= Task instructions =
Copy each line in the data that includes the word "totais".

= Provided data =

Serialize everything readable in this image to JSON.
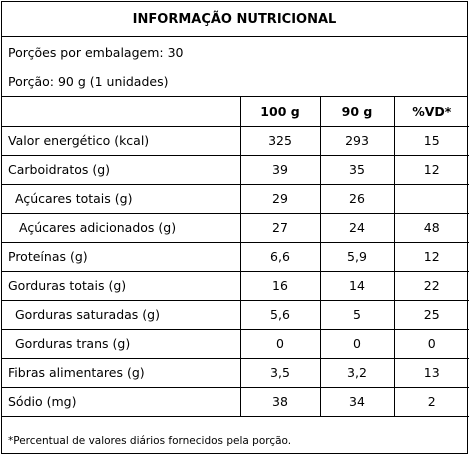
{
  "label": {
    "title": "INFORMAÇÃO NUTRICIONAL",
    "servings_per_package": "Porções por embalagem: 30",
    "serving_size": "Porção: 90 g (1 unidades)",
    "columns": [
      "",
      "100 g",
      "90 g",
      "%VD*"
    ],
    "rows": [
      {
        "name": "Valor energético (kcal)",
        "v100": "325",
        "v90": "293",
        "vd": "15"
      },
      {
        "name": "Carboidratos (g)",
        "v100": "39",
        "v90": "35",
        "vd": "12"
      },
      {
        "name": "Açúcares totais (g)",
        "v100": "29",
        "v90": "26",
        "vd": ""
      },
      {
        "name": "Açúcares adicionados (g)",
        "v100": "27",
        "v90": "24",
        "vd": "48"
      },
      {
        "name": "Proteínas (g)",
        "v100": "6,6",
        "v90": "5,9",
        "vd": "12"
      },
      {
        "name": "Gorduras totais (g)",
        "v100": "16",
        "v90": "14",
        "vd": "22"
      },
      {
        "name": "Gorduras saturadas (g)",
        "v100": "5,6",
        "v90": "5",
        "vd": "25"
      },
      {
        "name": "Gorduras trans (g)",
        "v100": "0",
        "v90": "0",
        "vd": "0"
      },
      {
        "name": "Fibras alimentares (g)",
        "v100": "3,5",
        "v90": "3,2",
        "vd": "13"
      },
      {
        "name": "Sódio (mg)",
        "v100": "38",
        "v90": "34",
        "vd": "2"
      }
    ],
    "footnote": "*Percentual de valores diários fornecidos pela porção."
  }
}
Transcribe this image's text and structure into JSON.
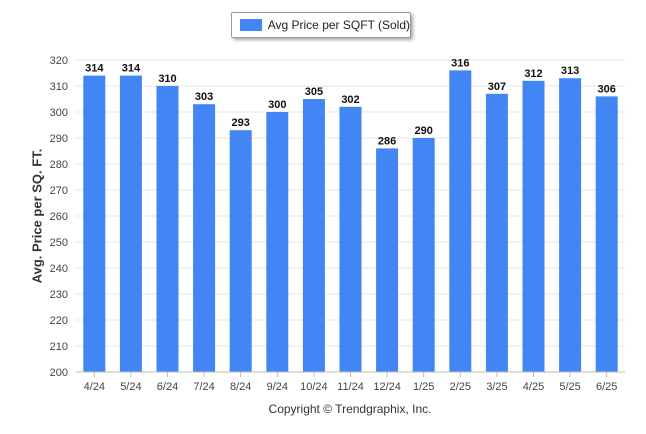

= Result for this task =
        "name": "Açúcares totais (g)",
        "name": "Gorduras totais (g)",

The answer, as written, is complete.